Go through the entries below and print each one exactly, leaving out pictures.

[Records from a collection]
──────────

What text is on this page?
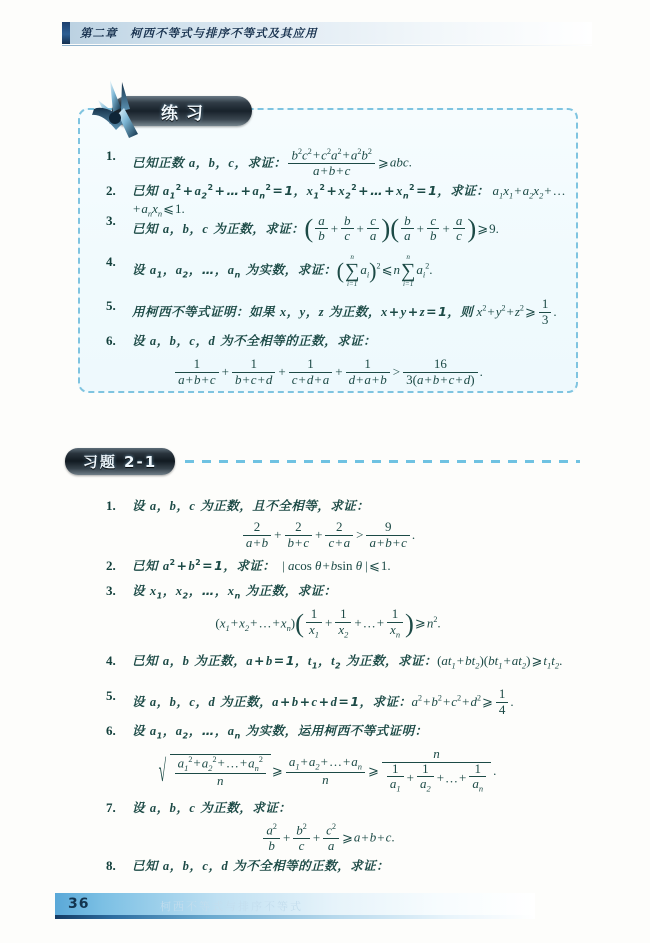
第二章　柯西不等式与排序不等式及其应用
练习
1. 已知正数 a，b，c，求证： $\frac{b^2c^2+c^2a^2+a^2b^2}{a+b+c}$ ⩾abc.
2. 已知 $a_1^2+a_2^2+\dots+a_n^2=1$，$x_1^2+x_2^2+\dots+x_n^2=1$，求证： $a_1x_1+a_2x_2+\dots+a_nx_n⩽1$.
3.
已知 a，b，c 为正数，求证：( $\frac{a}{b} + \frac{b}{c} + \frac{c}{a}$ )( $\frac{b}{a} + \frac{c}{b} + \frac{a}{c}$ )⩾9.
4.
设 $a_1$，$a_2$，…，$a_n$ 为实数，求证：(
n
∑
i=1
$a_i)^2⩽n$
n
∑
i=1
$a_i^2$.
5. 用柯西不等式证明：如果 x，y，z 为正数，x+y+z=1，则 $x^2+y^2+z^2⩾ \frac{1}{3}$ .
6. 设 a，b，c，d 为不全相等的正数，求证：
$\frac{1}{a+b+c} + \frac{1}{b+c+d} + \frac{1}{c+d+a} + \frac{1}{d+a+b} > \frac{16}{3(a+b+c+d)}$ .
习题 2-1
1. 设 a，b，c 为正数，且不全相等，求证：
$\frac{2}{a+b} + \frac{2}{b+c} + \frac{2}{c+a} > \frac{9}{a+b+c}$ .
2. 已知 $a^2+b^2=1$，求证：　| acos θ+bsin θ |⩽1.
3. 设 $x_1$，$x_2$，…，$x_n$ 为正数，求证：
$(x_1+x_2+\dots+x_n)( \frac{1}{x_1} + \frac{1}{x_2}$ +…+ $\frac{1}{x_n}$ )$⩾n^2$.
4. 已知 a，b 为正数，a+b=1，$t_1$，$t_2$ 为正数，求证：$(at_1+bt_2)(bt_1+at_2)⩾t_1t_2$.
5. 设 a，b，c，d 为正数，a+b+c+d=1，求证：$a^2+b^2+c^2+d^2⩾ \frac{1}{4}$ .
6. 设 $a_1$，$a_2$，…，$a_n$ 为实数，运用柯西不等式证明：
√ $\frac{a_1^2+a_2^2+\dots+a_n^2}{n}$ ⩾ $\frac{a_1+a_2+\dots+a_n}{n}$ ⩾ $\frac{n}{\frac{1}{a_1} + \frac{1}{a_2} +\dots+ \frac{1}{a_n}}$ .
7. 设 a，b，c 为正数，求证：
$\frac{a^2}{b} + \frac{b^2}{c} + \frac{c^2}{a}$ ⩾a+b+c.
8. 已知 a，b，c，d 为不全相等的正数，求证：
36	柯西不等式与排序不等式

──────────

#### REPLY TO THE TASK:
What text is on this page?
第二章　柯西不等式与排序不等式及其应用
练习
1. 已知正数 a，b，c，求证： $\frac{b^2c^2+c^2a^2+a^2b^2}{a+b+c}$ ⩾abc.
2. 已知 $a_1^2+a_2^2+\dots+a_n^2=1$，$x_1^2+x_2^2+\dots+x_n^2=1$，求证： $a_1x_1+a_2x_2+\dots+a_nx_n⩽1$.
3.
已知 a，b，c 为正数，求证：( $\frac{a}{b} + \frac{b}{c} + \frac{c}{a}$ )( $\frac{b}{a} + \frac{c}{b} + \frac{a}{c}$ )⩾9.
4.
设 $a_1$，$a_2$，…，$a_n$ 为实数，求证：(
n
∑
i=1
$a_i)^2⩽n$
n
∑
i=1
$a_i^2$.
5. 用柯西不等式证明：如果 x，y，z 为正数，x+y+z=1，则 $x^2+y^2+z^2⩾ \frac{1}{3}$ .
6. 设 a，b，c，d 为不全相等的正数，求证：
$\frac{1}{a+b+c} + \frac{1}{b+c+d} + \frac{1}{c+d+a} + \frac{1}{d+a+b} > \frac{16}{3(a+b+c+d)}$ .
习题 2-1
1. 设 a，b，c 为正数，且不全相等，求证：
$\frac{2}{a+b} + \frac{2}{b+c} + \frac{2}{c+a} > \frac{9}{a+b+c}$ .
2. 已知 $a^2+b^2=1$，求证：　| acos θ+bsin θ |⩽1.
3. 设 $x_1$，$x_2$，…，$x_n$ 为正数，求证：
$(x_1+x_2+\dots+x_n)( \frac{1}{x_1} + \frac{1}{x_2}$ +…+ $\frac{1}{x_n}$ )$⩾n^2$.
4. 已知 a，b 为正数，a+b=1，$t_1$，$t_2$ 为正数，求证：$(at_1+bt_2)(bt_1+at_2)⩾t_1t_2$.
5. 设 a，b，c，d 为正数，a+b+c+d=1，求证：$a^2+b^2+c^2+d^2⩾ \frac{1}{4}$ .
6. 设 $a_1$，$a_2$，…，$a_n$ 为实数，运用柯西不等式证明：
√ $\frac{a_1^2+a_2^2+\dots+a_n^2}{n}$ ⩾ $\frac{a_1+a_2+\dots+a_n}{n}$ ⩾ $\frac{n}{\frac{1}{a_1} + \frac{1}{a_2} +\dots+ \frac{1}{a_n}}$ .
7. 设 a，b，c 为正数，求证：
$\frac{a^2}{b} + \frac{b^2}{c} + \frac{c^2}{a}$ ⩾a+b+c.
8. 已知 a，b，c，d 为不全相等的正数，求证：
36	柯西不等式与排序不等式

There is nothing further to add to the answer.